The request: Can you copy out the data exactly? Leave the images out.

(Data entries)
########

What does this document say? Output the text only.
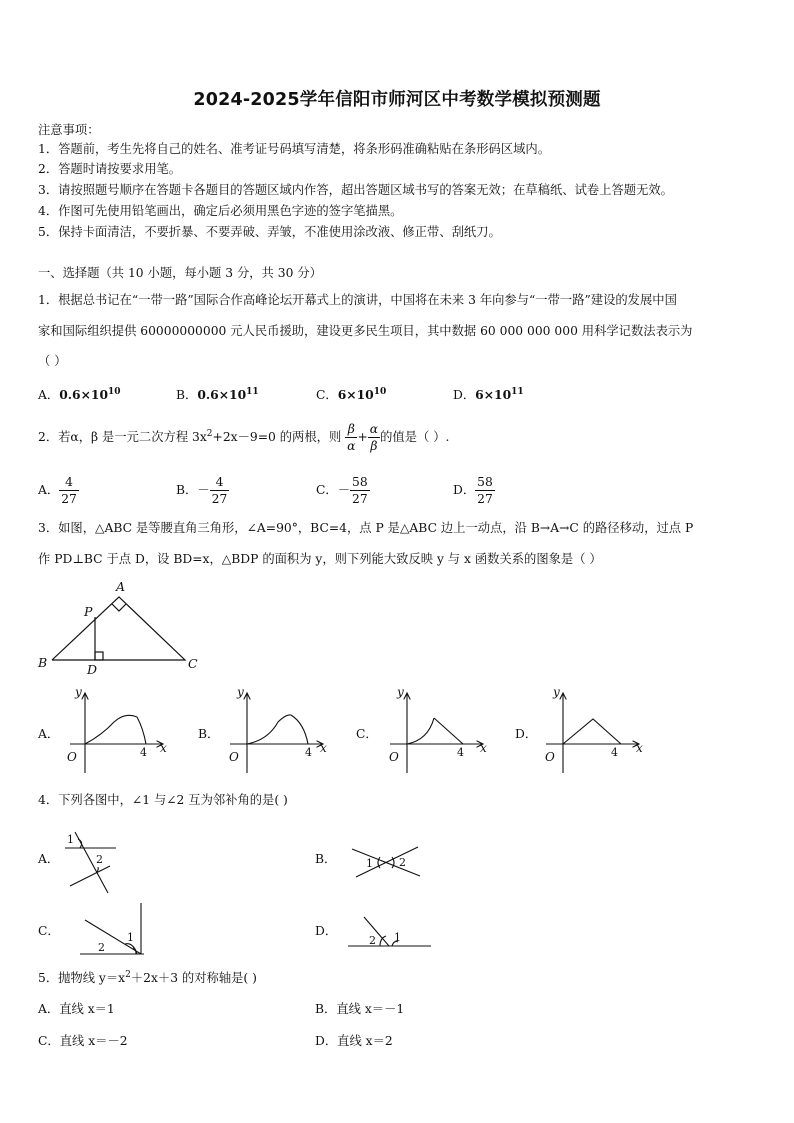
2024-2025学年信阳市师河区中考数学模拟预测题
注意事项：
1．答题前，考生先将自己的姓名、准考证号码填写清楚，将条形码准确粘贴在条形码区域内。
2．答题时请按要求用笔。
3．请按照题号顺序在答题卡各题目的答题区域内作答，超出答题区域书写的答案无效；在草稿纸、试卷上答题无效。
4．作图可先使用铅笔画出，确定后必须用黑色字迹的签字笔描黑。
5．保持卡面清洁，不要折暴、不要弄破、弄皱，不准使用涂改液、修正带、刮纸刀。
一、选择题（共 10 小题，每小题 3 分，共 30 分）
1．根据总书记在“一带一路”国际合作高峰论坛开幕式上的演讲，中国将在未来 3 年向参与“一带一路”建设的发展中国
家和国际组织提供 60000000000 元人民币援助，建设更多民生项目，其中数据 60 000 000 000 用科学记数法表示为
（ ）
A．$0.6\times 10^{10}$	B．$0.6\times 10^{11}$	C．$6\times 10^{10}$	D．$6\times 10^{11}$
2．若α，β 是一元二次方程 $3x^2+2x-9=0$ 的两根，则 $\frac{\beta}{\alpha} + \frac{\alpha}{\beta}$ 的值是（ ）.
A． $\frac{4}{27}$	B．－ $\frac{4}{27}$	C．－ $\frac{58}{27}$	D． $\frac{58}{27}$
3．如图，△ABC 是等腰直角三角形，∠A=90°，BC=4，点 P 是△ABC 边上一动点，沿 B→A→C 的路径移动，过点 P
作 PD⊥BC 于点 D，设 BD=x，△BDP 的面积为 y，则下列能大致反映 y 与 x 函数关系的图象是（ ）
A
B	C
P
D
A．	B．	C．	D．
y
x
O
y
x
O
y
x
O
y
x
O
4	4	4	4
4．下列各图中，∠1 与∠2 互为邻补角的是( )
A．	B．
C．	D．
1
2	1 2
1
2
1
2
5．抛物线 $y=x^2+2x+3$ 的对称轴是( )
A．直线 x＝1	B．直线 x＝－1
C．直线 x＝－2	D．直线 x＝2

########

Response:
What does this document say? Output the text only.
2024-2025学年信阳市师河区中考数学模拟预测题
注意事项：
1．答题前，考生先将自己的姓名、准考证号码填写清楚，将条形码准确粘贴在条形码区域内。
2．答题时请按要求用笔。
3．请按照题号顺序在答题卡各题目的答题区域内作答，超出答题区域书写的答案无效；在草稿纸、试卷上答题无效。
4．作图可先使用铅笔画出，确定后必须用黑色字迹的签字笔描黑。
5．保持卡面清洁，不要折暴、不要弄破、弄皱，不准使用涂改液、修正带、刮纸刀。
一、选择题（共 10 小题，每小题 3 分，共 30 分）
1．根据总书记在“一带一路”国际合作高峰论坛开幕式上的演讲，中国将在未来 3 年向参与“一带一路”建设的发展中国
家和国际组织提供 60000000000 元人民币援助，建设更多民生项目，其中数据 60 000 000 000 用科学记数法表示为
（ ）
A．$0.6\times 10^{10}$	B．$0.6\times 10^{11}$	C．$6\times 10^{10}$	D．$6\times 10^{11}$
2．若α，β 是一元二次方程 $3x^2+2x-9=0$ 的两根，则 $\frac{\beta}{\alpha} + \frac{\alpha}{\beta}$ 的值是（ ）.
A． $\frac{4}{27}$	B．－ $\frac{4}{27}$	C．－ $\frac{58}{27}$	D． $\frac{58}{27}$
3．如图，△ABC 是等腰直角三角形，∠A=90°，BC=4，点 P 是△ABC 边上一动点，沿 B→A→C 的路径移动，过点 P
作 PD⊥BC 于点 D，设 BD=x，△BDP 的面积为 y，则下列能大致反映 y 与 x 函数关系的图象是（ ）
A
B	C
P
D
A．	B．	C．	D．
y
x
O
y
x
O
y
x
O
y
x
O
4	4	4	4
4．下列各图中，∠1 与∠2 互为邻补角的是( )
A．	B．
C．	D．
1
2	1 2
1
2
1
2
5．抛物线 $y=x^2+2x+3$ 的对称轴是( )
A．直线 x＝1	B．直线 x＝－1
C．直线 x＝－2	D．直线 x＝2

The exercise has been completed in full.